* **Exercise objective**
Read the data and repeat all of it exactly.

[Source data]
|---|

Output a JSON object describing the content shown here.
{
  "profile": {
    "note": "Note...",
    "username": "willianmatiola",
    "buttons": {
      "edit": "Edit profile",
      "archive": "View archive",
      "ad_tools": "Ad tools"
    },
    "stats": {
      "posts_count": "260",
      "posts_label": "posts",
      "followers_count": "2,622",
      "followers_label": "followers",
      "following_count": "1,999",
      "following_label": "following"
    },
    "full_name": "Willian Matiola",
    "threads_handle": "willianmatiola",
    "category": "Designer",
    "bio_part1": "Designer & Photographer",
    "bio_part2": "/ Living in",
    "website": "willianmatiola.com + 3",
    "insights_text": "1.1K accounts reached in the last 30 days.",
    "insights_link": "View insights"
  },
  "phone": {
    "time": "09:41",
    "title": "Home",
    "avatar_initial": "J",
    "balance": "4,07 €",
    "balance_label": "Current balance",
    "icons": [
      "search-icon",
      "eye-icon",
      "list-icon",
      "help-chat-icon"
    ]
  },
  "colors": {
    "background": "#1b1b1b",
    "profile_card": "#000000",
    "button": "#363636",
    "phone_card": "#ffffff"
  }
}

|---|

* **Right answer**
Output a JSON object describing the content shown here.
{
  "profile": {
    "note": "Note...",
    "username": "willianmatiola",
    "buttons": {
      "edit": "Edit profile",
      "archive": "View archive",
      "ad_tools": "Ad tools"
    },
    "stats": {
      "posts_count": "260",
      "posts_label": "posts",
      "followers_count": "2,622",
      "followers_label": "followers",
      "following_count": "1,999",
      "following_label": "following"
    },
    "full_name": "Willian Matiola",
    "threads_handle": "willianmatiola",
    "category": "Designer",
    "bio_part1": "Designer & Photographer",
    "bio_part2": "/ Living in",
    "website": "willianmatiola.com + 3",
    "insights_text": "1.1K accounts reached in the last 30 days.",
    "insights_link": "View insights"
  },
  "phone": {
    "time": "09:41",
    "title": "Home",
    "avatar_initial": "J",
    "balance": "4,07 €",
    "balance_label": "Current balance",
    "icons": [
      "search-icon",
      "eye-icon",
      "list-icon",
      "help-chat-icon"
    ]
  },
  "colors": {
    "background": "#1b1b1b",
    "profile_card": "#000000",
    "button": "#363636",
    "phone_card": "#ffffff"
  }
}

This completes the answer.